Hi Buddies,
Semenjak November 2019 para climate strikes atau pejuang iklim telah sepakat mengganti kata climate change (perubahan iklim) dengan climate emergency atau climate crisis (darurat/ krisis iklim). Namun, karena saya akan meringkas Buku “Sepuluh Tahun Perjalanan Negosiasi Konvensi Perubahan Iklim” yang terbit pertama tahun 2003 sehingga penulisan saya: perubahan (krisis) iklim.
Kenapa saya membaca buku ini dan membuat catatannya? Menilik kepada judul di atas, sebenarnya saya sendiri kurang paham mengenai perubahan (krisis) iklim. Menurut saya, buku ini dapat menjadi pondasi dan mengantarkan saya pada pemahaman lebih mendalam terhadap isu global ini. Miris sekali Indonesia menempati urutan pertama negara yang tidak mempercayai adanya perubahan iklim[1] yang terungkap dalam survei YouGov-Cambridge Globalism Project 2019 (18 persen).

### [DATA YANG DIBERIKAN]
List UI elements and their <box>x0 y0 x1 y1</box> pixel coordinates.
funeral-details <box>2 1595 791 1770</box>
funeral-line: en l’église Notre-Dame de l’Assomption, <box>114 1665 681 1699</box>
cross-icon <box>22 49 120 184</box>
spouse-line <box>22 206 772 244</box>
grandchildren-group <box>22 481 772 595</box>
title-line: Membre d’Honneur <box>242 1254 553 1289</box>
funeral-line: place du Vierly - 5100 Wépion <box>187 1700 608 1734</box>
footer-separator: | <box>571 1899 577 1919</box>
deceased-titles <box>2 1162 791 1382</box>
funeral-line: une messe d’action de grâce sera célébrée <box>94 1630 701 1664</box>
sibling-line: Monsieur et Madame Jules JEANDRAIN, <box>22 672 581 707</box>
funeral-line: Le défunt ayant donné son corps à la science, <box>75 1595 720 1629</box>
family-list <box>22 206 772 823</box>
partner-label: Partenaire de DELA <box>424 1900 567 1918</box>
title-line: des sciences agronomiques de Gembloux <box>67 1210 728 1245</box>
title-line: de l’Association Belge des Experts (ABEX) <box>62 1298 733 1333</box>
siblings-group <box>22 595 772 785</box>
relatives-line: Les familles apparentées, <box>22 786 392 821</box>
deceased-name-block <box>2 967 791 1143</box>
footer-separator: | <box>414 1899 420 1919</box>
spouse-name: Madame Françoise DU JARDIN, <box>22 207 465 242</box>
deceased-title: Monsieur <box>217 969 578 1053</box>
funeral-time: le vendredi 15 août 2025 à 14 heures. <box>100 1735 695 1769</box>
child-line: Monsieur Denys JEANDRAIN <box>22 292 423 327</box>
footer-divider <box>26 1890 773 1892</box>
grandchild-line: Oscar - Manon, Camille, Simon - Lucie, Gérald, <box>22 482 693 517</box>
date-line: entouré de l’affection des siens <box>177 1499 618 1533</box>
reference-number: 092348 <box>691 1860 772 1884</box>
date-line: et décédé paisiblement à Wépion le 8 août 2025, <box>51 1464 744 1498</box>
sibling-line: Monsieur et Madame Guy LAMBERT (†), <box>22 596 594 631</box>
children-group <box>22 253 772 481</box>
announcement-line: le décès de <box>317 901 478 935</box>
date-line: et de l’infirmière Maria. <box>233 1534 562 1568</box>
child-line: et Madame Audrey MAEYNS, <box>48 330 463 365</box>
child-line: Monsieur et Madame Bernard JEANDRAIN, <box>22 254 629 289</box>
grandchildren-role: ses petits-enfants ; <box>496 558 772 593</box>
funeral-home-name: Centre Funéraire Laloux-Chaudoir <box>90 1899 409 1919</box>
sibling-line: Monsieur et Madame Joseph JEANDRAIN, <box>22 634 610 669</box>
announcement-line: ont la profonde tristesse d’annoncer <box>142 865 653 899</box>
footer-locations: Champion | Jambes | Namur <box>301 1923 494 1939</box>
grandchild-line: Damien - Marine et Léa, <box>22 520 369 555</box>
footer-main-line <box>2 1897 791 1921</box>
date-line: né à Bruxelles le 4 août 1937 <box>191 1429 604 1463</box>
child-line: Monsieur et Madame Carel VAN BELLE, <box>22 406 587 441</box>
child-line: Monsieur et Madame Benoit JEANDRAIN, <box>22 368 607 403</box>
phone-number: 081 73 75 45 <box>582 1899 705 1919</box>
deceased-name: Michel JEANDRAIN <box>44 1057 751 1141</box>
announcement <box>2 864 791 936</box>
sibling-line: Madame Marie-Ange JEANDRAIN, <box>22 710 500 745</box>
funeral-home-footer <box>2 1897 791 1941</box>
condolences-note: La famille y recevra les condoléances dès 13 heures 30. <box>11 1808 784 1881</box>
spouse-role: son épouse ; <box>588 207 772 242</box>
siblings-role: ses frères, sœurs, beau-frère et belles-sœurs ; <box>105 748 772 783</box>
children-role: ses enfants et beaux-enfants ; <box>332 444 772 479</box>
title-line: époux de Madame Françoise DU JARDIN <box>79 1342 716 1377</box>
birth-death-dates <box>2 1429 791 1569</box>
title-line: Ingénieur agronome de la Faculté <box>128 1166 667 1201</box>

### [TUGAS 1]
Periksa apakah pernyataan (a), (b), dan (c) sesuai dengan teks tentang krisis iklim. Jawab masing-masing dengan ya atau tidak, disertai kutipan persis kata-kata dari teks yang menentukannya.
(a) Para pejuang iklim sepakat mengganti istilah climate change sejak November 2019.
(b) Buku yang diringkas pertama kali terbit pada tahun 2013.
(c) Dalam survei YouGov-Cambridge Globalism Project 2019, Indonesia menempati urutan pertama negara yang tidak mempercayai adanya perubahan iklim.
### [TUGAS 2]
Teruskan teks tentang krisis iklim mulai setelah kalimat terakhirnya.

### [HASIL AKHIR 1]
(a) Ya: "Semenjak November 2019 para climate strikes atau pejuang iklim telah sepakat mengganti kata climate change"
(b) Tidak: "terbit pertama tahun 2003"
(c) Ya: "Indonesia menempati urutan pertama negara yang tidak mempercayai adanya perubahan iklim"

### [HASIL AKHIR 2]
RINGKASAN BUKU
Judul Buku: Sepuluh Tahun Perjalanan Negosiasi Konvensi Perubahan Iklim
Hak cipta © Wetlands International – Institut Pertanian Bogor
Penulis: Daniel Murdiyarso
Penerbit: PT Kompas Media Nusantara, Jakarta
Cetakan kedua, 2005
ISBN 979-709-071-X
Kata pengantar buku ini ditulis oleh Emil Salim. Tokoh yang pernah menjabat sebagai Menteri Negara Pengawasan Pembangunan dan Lingkungan Hidup Era Presiden Soeharto yang tetap vokal menyuarakan pembangunan berkelanjutan hingga saat ini. Dari membaca kata pengantar yang diberi judul “Jika Iklim Berubah” ini, saya sudah dapat menangkap apa itu perubahan iklim, penyebab, dampak, dan upaya penanggulangannya.
Dalam pengantarnya, Emil Salim mengutarakan perubahan (krisis) iklim tidak dapat dipisahkan dari gas rumah kaca seperti Karbondioksida (CO2), Metana (CH4), dan Nitrous Oksida (N2O). Suhu bumi yang panas kemudian di antaranya menyebabkan gejala pemekaran air laut, mencairnya bongkahan es di kutub, permukaan air laut naik, menenggelamkan pulau, menghalangi mengalirnya air sungai ke laut, banjir di dataran rendah seperti pantura, timur Sumatra, Kalimantan bagian Selatan, dan pola pertanian berubah karena bergantung pada musim hujan. Sehingga diperlukan upaya mitigasi dan adaptasi. Upaya mitigasi dapat dilakukan melalui kebijakan energi bersih dan pembangunan dengan pertimbangan lingkungan sedangkan adaptasi dengan penyesuaian pola pertanian.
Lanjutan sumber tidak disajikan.